- STATED GOAL
Lines containing the word "wyrobów" are to be located and copied.

- RECORDS PROVIDED
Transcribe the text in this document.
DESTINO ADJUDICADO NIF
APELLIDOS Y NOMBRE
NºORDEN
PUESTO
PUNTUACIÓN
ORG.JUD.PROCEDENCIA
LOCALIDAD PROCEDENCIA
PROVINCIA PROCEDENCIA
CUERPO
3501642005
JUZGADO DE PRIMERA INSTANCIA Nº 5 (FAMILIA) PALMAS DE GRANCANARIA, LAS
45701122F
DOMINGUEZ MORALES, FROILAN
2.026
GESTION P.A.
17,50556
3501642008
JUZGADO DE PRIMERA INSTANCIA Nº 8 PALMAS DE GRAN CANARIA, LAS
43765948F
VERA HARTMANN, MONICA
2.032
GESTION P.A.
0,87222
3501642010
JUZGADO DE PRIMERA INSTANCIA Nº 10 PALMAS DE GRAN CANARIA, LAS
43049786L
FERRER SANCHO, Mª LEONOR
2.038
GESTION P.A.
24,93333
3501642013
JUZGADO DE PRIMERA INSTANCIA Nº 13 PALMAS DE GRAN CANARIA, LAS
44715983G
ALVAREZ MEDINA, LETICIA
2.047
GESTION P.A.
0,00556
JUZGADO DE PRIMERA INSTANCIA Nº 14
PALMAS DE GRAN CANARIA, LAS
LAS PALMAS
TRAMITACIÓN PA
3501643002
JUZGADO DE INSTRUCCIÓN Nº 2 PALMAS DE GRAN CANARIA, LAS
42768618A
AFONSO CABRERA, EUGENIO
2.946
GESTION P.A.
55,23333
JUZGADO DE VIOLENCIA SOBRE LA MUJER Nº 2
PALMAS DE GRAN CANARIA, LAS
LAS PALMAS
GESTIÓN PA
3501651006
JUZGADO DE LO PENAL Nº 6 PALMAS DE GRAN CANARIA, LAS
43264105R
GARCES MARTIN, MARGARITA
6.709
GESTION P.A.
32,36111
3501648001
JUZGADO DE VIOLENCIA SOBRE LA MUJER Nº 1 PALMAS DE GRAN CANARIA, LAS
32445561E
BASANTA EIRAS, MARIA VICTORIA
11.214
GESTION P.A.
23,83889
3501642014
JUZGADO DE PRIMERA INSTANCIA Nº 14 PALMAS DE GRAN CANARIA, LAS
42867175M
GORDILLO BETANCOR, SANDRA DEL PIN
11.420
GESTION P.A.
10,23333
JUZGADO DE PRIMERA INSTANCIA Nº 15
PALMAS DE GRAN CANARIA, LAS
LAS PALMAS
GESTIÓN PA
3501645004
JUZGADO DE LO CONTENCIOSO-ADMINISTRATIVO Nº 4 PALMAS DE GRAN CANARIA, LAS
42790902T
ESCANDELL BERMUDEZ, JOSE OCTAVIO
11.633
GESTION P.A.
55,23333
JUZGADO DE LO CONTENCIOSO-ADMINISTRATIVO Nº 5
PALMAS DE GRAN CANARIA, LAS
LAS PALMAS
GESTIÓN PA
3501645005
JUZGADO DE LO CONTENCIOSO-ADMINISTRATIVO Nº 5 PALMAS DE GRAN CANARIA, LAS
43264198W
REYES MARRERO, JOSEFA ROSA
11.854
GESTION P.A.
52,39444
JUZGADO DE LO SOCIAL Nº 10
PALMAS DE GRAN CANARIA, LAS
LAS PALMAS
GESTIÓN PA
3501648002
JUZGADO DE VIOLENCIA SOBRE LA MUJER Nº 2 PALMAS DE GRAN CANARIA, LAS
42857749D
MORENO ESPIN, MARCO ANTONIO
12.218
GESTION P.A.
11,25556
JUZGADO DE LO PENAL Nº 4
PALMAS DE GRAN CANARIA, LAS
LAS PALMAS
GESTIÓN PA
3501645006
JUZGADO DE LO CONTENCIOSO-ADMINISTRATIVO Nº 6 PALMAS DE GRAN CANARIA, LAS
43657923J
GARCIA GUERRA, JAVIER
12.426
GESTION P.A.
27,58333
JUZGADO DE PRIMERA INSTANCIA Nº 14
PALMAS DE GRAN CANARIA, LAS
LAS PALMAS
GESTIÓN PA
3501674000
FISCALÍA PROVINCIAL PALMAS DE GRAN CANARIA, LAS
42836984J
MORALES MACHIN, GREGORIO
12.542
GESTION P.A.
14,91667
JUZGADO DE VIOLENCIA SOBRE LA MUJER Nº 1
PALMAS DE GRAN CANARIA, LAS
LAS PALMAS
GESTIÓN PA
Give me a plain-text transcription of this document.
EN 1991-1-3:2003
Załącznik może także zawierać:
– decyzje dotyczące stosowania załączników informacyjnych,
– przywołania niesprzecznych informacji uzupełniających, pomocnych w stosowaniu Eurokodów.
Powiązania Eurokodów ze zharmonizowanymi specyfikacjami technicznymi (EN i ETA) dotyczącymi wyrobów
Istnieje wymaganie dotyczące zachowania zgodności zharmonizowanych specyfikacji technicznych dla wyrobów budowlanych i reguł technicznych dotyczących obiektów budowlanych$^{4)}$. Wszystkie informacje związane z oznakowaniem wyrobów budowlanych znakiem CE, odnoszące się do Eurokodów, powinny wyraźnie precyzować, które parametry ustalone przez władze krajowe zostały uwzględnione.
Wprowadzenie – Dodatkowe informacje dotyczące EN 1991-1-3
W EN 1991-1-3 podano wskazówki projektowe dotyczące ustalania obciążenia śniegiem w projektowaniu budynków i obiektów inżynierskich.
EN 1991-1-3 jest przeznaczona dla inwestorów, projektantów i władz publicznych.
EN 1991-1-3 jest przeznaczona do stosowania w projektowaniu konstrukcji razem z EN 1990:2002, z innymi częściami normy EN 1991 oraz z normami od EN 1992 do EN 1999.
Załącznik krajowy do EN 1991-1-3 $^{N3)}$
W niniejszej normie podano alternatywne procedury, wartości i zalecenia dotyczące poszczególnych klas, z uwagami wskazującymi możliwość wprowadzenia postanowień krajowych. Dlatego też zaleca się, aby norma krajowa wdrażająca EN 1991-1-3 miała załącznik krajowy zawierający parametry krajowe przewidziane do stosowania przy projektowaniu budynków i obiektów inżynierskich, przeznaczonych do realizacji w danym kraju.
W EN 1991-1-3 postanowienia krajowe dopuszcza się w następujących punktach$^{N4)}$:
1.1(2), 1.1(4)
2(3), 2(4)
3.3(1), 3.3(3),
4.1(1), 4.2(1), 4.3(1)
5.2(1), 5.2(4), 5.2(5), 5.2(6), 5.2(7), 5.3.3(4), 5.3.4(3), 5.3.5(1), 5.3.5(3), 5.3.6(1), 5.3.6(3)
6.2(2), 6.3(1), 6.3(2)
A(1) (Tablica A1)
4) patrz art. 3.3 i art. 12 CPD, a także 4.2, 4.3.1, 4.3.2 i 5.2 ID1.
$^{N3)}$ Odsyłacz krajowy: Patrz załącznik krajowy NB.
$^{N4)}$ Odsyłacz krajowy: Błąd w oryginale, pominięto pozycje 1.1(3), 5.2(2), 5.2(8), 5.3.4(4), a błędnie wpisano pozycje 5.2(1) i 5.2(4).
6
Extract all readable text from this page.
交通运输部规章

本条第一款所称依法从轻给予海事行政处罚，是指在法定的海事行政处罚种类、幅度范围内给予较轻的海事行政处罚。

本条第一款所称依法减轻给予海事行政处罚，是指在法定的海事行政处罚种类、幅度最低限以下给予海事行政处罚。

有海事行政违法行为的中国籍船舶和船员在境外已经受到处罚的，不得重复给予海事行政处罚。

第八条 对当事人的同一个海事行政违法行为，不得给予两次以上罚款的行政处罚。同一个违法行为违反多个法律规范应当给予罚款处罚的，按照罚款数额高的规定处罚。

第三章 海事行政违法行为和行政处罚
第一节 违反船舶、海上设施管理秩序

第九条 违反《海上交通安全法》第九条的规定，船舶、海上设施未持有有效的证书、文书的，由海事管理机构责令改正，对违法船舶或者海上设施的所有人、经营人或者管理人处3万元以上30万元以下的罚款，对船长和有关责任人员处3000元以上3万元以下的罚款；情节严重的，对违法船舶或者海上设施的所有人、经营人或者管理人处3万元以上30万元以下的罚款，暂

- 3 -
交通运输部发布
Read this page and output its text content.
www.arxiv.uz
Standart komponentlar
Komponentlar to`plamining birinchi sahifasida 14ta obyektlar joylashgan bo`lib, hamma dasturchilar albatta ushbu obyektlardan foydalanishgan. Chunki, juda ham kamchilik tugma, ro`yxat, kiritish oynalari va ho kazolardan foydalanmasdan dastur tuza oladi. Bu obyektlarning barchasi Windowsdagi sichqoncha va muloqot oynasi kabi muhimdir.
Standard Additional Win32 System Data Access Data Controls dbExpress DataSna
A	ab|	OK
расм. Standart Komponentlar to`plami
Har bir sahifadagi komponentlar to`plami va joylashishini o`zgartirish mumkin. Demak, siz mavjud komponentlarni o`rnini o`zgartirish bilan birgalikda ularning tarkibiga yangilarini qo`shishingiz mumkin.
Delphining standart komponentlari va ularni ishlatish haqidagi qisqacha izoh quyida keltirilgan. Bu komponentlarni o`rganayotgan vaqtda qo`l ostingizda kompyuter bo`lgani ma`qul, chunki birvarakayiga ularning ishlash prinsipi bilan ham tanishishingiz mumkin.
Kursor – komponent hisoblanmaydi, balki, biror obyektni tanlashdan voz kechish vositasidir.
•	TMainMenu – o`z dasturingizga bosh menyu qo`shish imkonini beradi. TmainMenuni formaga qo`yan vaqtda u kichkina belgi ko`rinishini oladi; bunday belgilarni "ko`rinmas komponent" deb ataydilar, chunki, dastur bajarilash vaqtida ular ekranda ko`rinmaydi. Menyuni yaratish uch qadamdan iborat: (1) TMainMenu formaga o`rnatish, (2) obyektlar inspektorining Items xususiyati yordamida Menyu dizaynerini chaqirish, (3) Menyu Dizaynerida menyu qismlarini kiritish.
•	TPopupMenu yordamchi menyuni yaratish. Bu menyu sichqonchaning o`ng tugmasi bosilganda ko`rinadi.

- TASK RESULT
Powiązania Eurokodów ze zharmonizowanymi specyfikacjami technicznymi (EN i ETA) dotyczącymi wyrobów
Istnieje wymaganie dotyczące zachowania zgodności zharmonizowanych specyfikacji technicznych dla wyrobów budowlanych i reguł technicznych dotyczących obiektów budowlanych$^{4)}$. Wszystkie informacje związane z oznakowaniem wyrobów budowlanych znakiem CE, odnoszące się do Eurokodów, powinny wyraźnie precyzować, które parametry ustalone przez władze krajowe zostały uwzględnione.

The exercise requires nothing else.